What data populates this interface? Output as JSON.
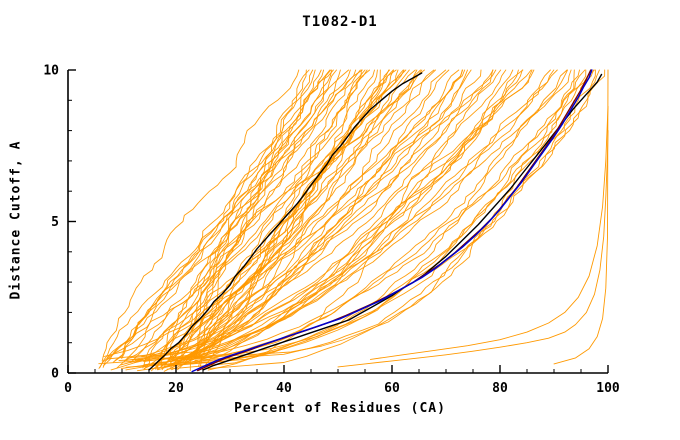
{
  "chart_data": {
    "type": "line",
    "title": "T1082-D1",
    "xlabel": "Percent of Residues (CA)",
    "ylabel": "Distance Cutoff, A",
    "xlim": [
      0,
      100
    ],
    "ylim": [
      0,
      10
    ],
    "x_major_ticks": [
      0,
      20,
      40,
      60,
      80,
      100
    ],
    "x_minor_step": 5,
    "y_major_ticks": [
      0,
      5,
      10
    ],
    "y_minor_step": 1,
    "grid": false,
    "axis_color": "#000000",
    "ensemble": {
      "description": "bundle of server model GDT curves",
      "color": "#FF9900",
      "width": 0.9,
      "count": 78,
      "seed": 7,
      "start_x_range": [
        5,
        26
      ],
      "end_x_range": [
        42,
        100
      ],
      "shape_range": [
        0.38,
        1.12
      ],
      "y_start_range": [
        0.05,
        0.55
      ],
      "jitter": 1.5,
      "steps": 48
    },
    "outlier_series": [
      {
        "name": "ensemble-outlier-1",
        "color": "#FF9900",
        "width": 0.9,
        "points": [
          [
            50,
            0.2
          ],
          [
            55,
            0.3
          ],
          [
            60,
            0.4
          ],
          [
            65,
            0.5
          ],
          [
            70,
            0.6
          ],
          [
            75,
            0.72
          ],
          [
            80,
            0.85
          ],
          [
            85,
            1.0
          ],
          [
            89,
            1.15
          ],
          [
            92,
            1.35
          ],
          [
            94,
            1.6
          ],
          [
            96,
            2.0
          ],
          [
            97.5,
            2.6
          ],
          [
            98.5,
            3.4
          ],
          [
            99.2,
            4.5
          ],
          [
            99.6,
            5.8
          ],
          [
            99.9,
            7.2
          ],
          [
            100,
            8.0
          ]
        ]
      },
      {
        "name": "ensemble-outlier-2",
        "color": "#FF9900",
        "width": 0.9,
        "points": [
          [
            56,
            0.45
          ],
          [
            62,
            0.6
          ],
          [
            68,
            0.75
          ],
          [
            74,
            0.9
          ],
          [
            80,
            1.1
          ],
          [
            85,
            1.35
          ],
          [
            89,
            1.65
          ],
          [
            92,
            2.0
          ],
          [
            94.5,
            2.5
          ],
          [
            96.5,
            3.2
          ],
          [
            98,
            4.2
          ],
          [
            99,
            5.5
          ],
          [
            99.6,
            7.0
          ],
          [
            100,
            8.8
          ]
        ]
      },
      {
        "name": "ensemble-outlier-3",
        "color": "#FF9900",
        "width": 0.9,
        "points": [
          [
            90,
            0.3
          ],
          [
            94,
            0.5
          ],
          [
            96.5,
            0.8
          ],
          [
            98,
            1.2
          ],
          [
            99,
            1.8
          ],
          [
            99.6,
            2.8
          ],
          [
            99.9,
            4.5
          ],
          [
            100,
            10
          ]
        ]
      }
    ],
    "highlight_series": [
      {
        "name": "model-1-black",
        "color": "#000000",
        "width": 1.4,
        "points": [
          [
            15,
            0.1
          ],
          [
            16.5,
            0.35
          ],
          [
            18,
            0.6
          ],
          [
            19,
            0.8
          ],
          [
            20.5,
            1.0
          ],
          [
            22,
            1.3
          ],
          [
            23,
            1.55
          ],
          [
            24.5,
            1.8
          ],
          [
            26,
            2.1
          ],
          [
            27,
            2.35
          ],
          [
            28.5,
            2.6
          ],
          [
            30,
            2.9
          ],
          [
            31,
            3.2
          ],
          [
            32.5,
            3.5
          ],
          [
            34,
            3.85
          ],
          [
            35,
            4.1
          ],
          [
            36.5,
            4.4
          ],
          [
            38,
            4.7
          ],
          [
            39.5,
            5.0
          ],
          [
            41,
            5.3
          ],
          [
            42.5,
            5.6
          ],
          [
            44,
            5.95
          ],
          [
            45,
            6.2
          ],
          [
            46.5,
            6.55
          ],
          [
            48,
            6.9
          ],
          [
            49,
            7.2
          ],
          [
            50.5,
            7.5
          ],
          [
            52,
            7.85
          ],
          [
            53,
            8.1
          ],
          [
            54.5,
            8.4
          ],
          [
            56,
            8.7
          ],
          [
            58,
            9.0
          ],
          [
            60,
            9.3
          ],
          [
            62,
            9.55
          ],
          [
            64,
            9.75
          ],
          [
            65.5,
            9.9
          ]
        ]
      },
      {
        "name": "model-2-black",
        "color": "#000000",
        "width": 1.4,
        "points": [
          [
            25,
            0.1
          ],
          [
            27,
            0.25
          ],
          [
            29.5,
            0.4
          ],
          [
            32,
            0.55
          ],
          [
            34.5,
            0.7
          ],
          [
            37,
            0.85
          ],
          [
            39.5,
            1.0
          ],
          [
            42,
            1.15
          ],
          [
            44.5,
            1.3
          ],
          [
            47,
            1.45
          ],
          [
            49.5,
            1.6
          ],
          [
            52,
            1.75
          ],
          [
            54,
            1.95
          ],
          [
            56,
            2.15
          ],
          [
            58,
            2.35
          ],
          [
            60,
            2.55
          ],
          [
            62,
            2.8
          ],
          [
            64,
            3.0
          ],
          [
            66,
            3.25
          ],
          [
            68,
            3.55
          ],
          [
            70,
            3.85
          ],
          [
            72,
            4.2
          ],
          [
            74,
            4.55
          ],
          [
            76,
            4.9
          ],
          [
            78,
            5.3
          ],
          [
            80,
            5.7
          ],
          [
            82,
            6.1
          ],
          [
            84,
            6.55
          ],
          [
            86,
            7.0
          ],
          [
            88,
            7.45
          ],
          [
            90,
            7.9
          ],
          [
            92,
            8.35
          ],
          [
            93.5,
            8.7
          ],
          [
            95,
            9.0
          ],
          [
            96.5,
            9.3
          ],
          [
            98,
            9.6
          ],
          [
            98.8,
            9.85
          ]
        ]
      },
      {
        "name": "reference-darkred",
        "color": "#7A0000",
        "width": 1.3,
        "points": [
          [
            24,
            0.08
          ],
          [
            26.5,
            0.28
          ],
          [
            29,
            0.48
          ],
          [
            31.5,
            0.63
          ],
          [
            34,
            0.78
          ],
          [
            36.5,
            0.95
          ],
          [
            39,
            1.1
          ],
          [
            41.5,
            1.25
          ],
          [
            44,
            1.4
          ],
          [
            46.5,
            1.55
          ],
          [
            49,
            1.72
          ],
          [
            51.5,
            1.9
          ],
          [
            54,
            2.1
          ],
          [
            56.5,
            2.3
          ],
          [
            59,
            2.52
          ],
          [
            61.5,
            2.75
          ],
          [
            64,
            3.0
          ],
          [
            66.5,
            3.3
          ],
          [
            69,
            3.6
          ],
          [
            71.5,
            3.95
          ],
          [
            74,
            4.35
          ],
          [
            76.5,
            4.75
          ],
          [
            79,
            5.2
          ],
          [
            81,
            5.65
          ],
          [
            83,
            6.1
          ],
          [
            85,
            6.6
          ],
          [
            87,
            7.1
          ],
          [
            89,
            7.6
          ],
          [
            90.5,
            8.0
          ],
          [
            92,
            8.45
          ],
          [
            93.5,
            8.9
          ],
          [
            95,
            9.35
          ],
          [
            96,
            9.7
          ],
          [
            96.8,
            10
          ]
        ]
      },
      {
        "name": "best-model-blue",
        "color": "#0000CC",
        "width": 1.5,
        "points": [
          [
            23,
            0.05
          ],
          [
            25.5,
            0.25
          ],
          [
            28,
            0.45
          ],
          [
            30.5,
            0.6
          ],
          [
            33,
            0.75
          ],
          [
            35.5,
            0.9
          ],
          [
            38,
            1.05
          ],
          [
            40.5,
            1.2
          ],
          [
            43,
            1.35
          ],
          [
            45.5,
            1.5
          ],
          [
            48,
            1.65
          ],
          [
            50.5,
            1.8
          ],
          [
            53,
            2.0
          ],
          [
            55.5,
            2.2
          ],
          [
            58,
            2.4
          ],
          [
            60.5,
            2.65
          ],
          [
            63,
            2.9
          ],
          [
            65.5,
            3.15
          ],
          [
            68,
            3.45
          ],
          [
            70.5,
            3.8
          ],
          [
            73,
            4.15
          ],
          [
            75.5,
            4.55
          ],
          [
            78,
            5.0
          ],
          [
            80,
            5.4
          ],
          [
            82,
            5.85
          ],
          [
            84,
            6.3
          ],
          [
            86,
            6.8
          ],
          [
            88,
            7.3
          ],
          [
            90,
            7.8
          ],
          [
            91.5,
            8.2
          ],
          [
            93,
            8.65
          ],
          [
            94.5,
            9.1
          ],
          [
            95.5,
            9.45
          ],
          [
            96.5,
            9.75
          ],
          [
            97,
            10
          ]
        ]
      }
    ]
  }
}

--- --- ---

- **WHAT YOU ARE ASKED TO DO**:
Report all lines of the material that contain the word "ensemble".

- **RESULT FOR THIS EXERCISE**:
    "ensemble": {
        "name": "ensemble-outlier-1",
        "name": "ensemble-outlier-2",
        "name": "ensemble-outlier-3",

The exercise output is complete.